**Provided entries:**
>> begin

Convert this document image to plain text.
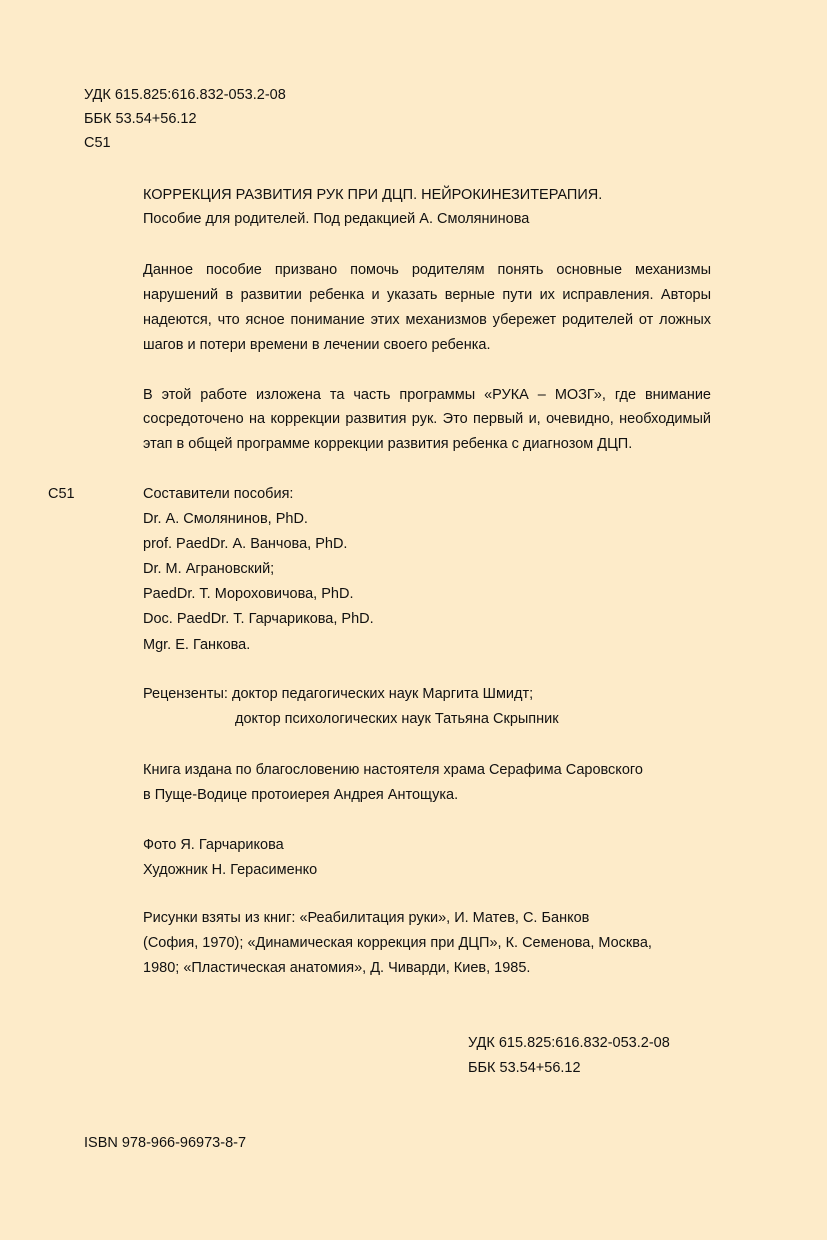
УДК 615.825:616.832-053.2-08
ББК 53.54+56.12
С51
КОРРЕКЦИЯ РАЗВИТИЯ РУК ПРИ ДЦП. НЕЙРОКИНЕЗИТЕРАПИЯ.
Пособие для родителей. Под редакцией А. Смолянинова
Данное пособие призвано помочь родителям понять основные механизмы
нарушений в развитии ребенка и указать верные пути их исправления. Авторы
надеются, что ясное понимание этих механизмов убережет родителей от ложных
шагов и потери времени в лечении своего ребенка.
В этой работе изложена та часть программы «РУКА – МОЗГ», где внимание
сосредоточено на коррекции развития рук. Это первый и, очевидно, необходимый
этап в общей программе коррекции развития ребенка с диагнозом ДЦП.
С51	Составители пособия:
Dr. А. Смолянинов, PhD.
prof. PaedDr. А. Ванчова, PhD.
Dr. М. Аграновский;
PaedDr. Т. Мороховичова, PhD.
Doc. PaedDr. Т. Гарчарикова, PhD.
Mgr. Е. Ганкова.
Рецензенты: доктор педагогических наук Маргита Шмидт;
доктор психологических наук Татьяна Скрыпник
Книга издана по благословению настоятеля храма Серафима Саровского
в Пуще-Водице протоиерея Андрея Антощука.
Фото Я. Гарчарикова
Художник Н. Герасименко
Рисунки взяты из книг: «Реабилитация руки», И. Матев, С. Банков
(София, 1970); «Динамическая коррекция при ДЦП», К. Семенова, Москва,
1980; «Пластическая анатомия», Д. Чиварди, Киев, 1985.
УДК 615.825:616.832-053.2-08
ББК 53.54+56.12
ISBN 978-966-96973-8-7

>> end

**Your instructions:** The pictures in the entries should be left out; output everything else exactly.

**Full answer:**
Convert this document image to plain text.
УДК 615.825:616.832-053.2-08
ББК 53.54+56.12
С51
КОРРЕКЦИЯ РАЗВИТИЯ РУК ПРИ ДЦП. НЕЙРОКИНЕЗИТЕРАПИЯ.
Пособие для родителей. Под редакцией А. Смолянинова
Данное пособие призвано помочь родителям понять основные механизмы
нарушений в развитии ребенка и указать верные пути их исправления. Авторы
надеются, что ясное понимание этих механизмов убережет родителей от ложных
шагов и потери времени в лечении своего ребенка.
В этой работе изложена та часть программы «РУКА – МОЗГ», где внимание
сосредоточено на коррекции развития рук. Это первый и, очевидно, необходимый
этап в общей программе коррекции развития ребенка с диагнозом ДЦП.
С51	Составители пособия:
Dr. А. Смолянинов, PhD.
prof. PaedDr. А. Ванчова, PhD.
Dr. М. Аграновский;
PaedDr. Т. Мороховичова, PhD.
Doc. PaedDr. Т. Гарчарикова, PhD.
Mgr. Е. Ганкова.
Рецензенты: доктор педагогических наук Маргита Шмидт;
доктор психологических наук Татьяна Скрыпник
Книга издана по благословению настоятеля храма Серафима Саровского
в Пуще-Водице протоиерея Андрея Антощука.
Фото Я. Гарчарикова
Художник Н. Герасименко
Рисунки взяты из книг: «Реабилитация руки», И. Матев, С. Банков
(София, 1970); «Динамическая коррекция при ДЦП», К. Семенова, Москва,
1980; «Пластическая анатомия», Д. Чиварди, Киев, 1985.
УДК 615.825:616.832-053.2-08
ББК 53.54+56.12
ISBN 978-966-96973-8-7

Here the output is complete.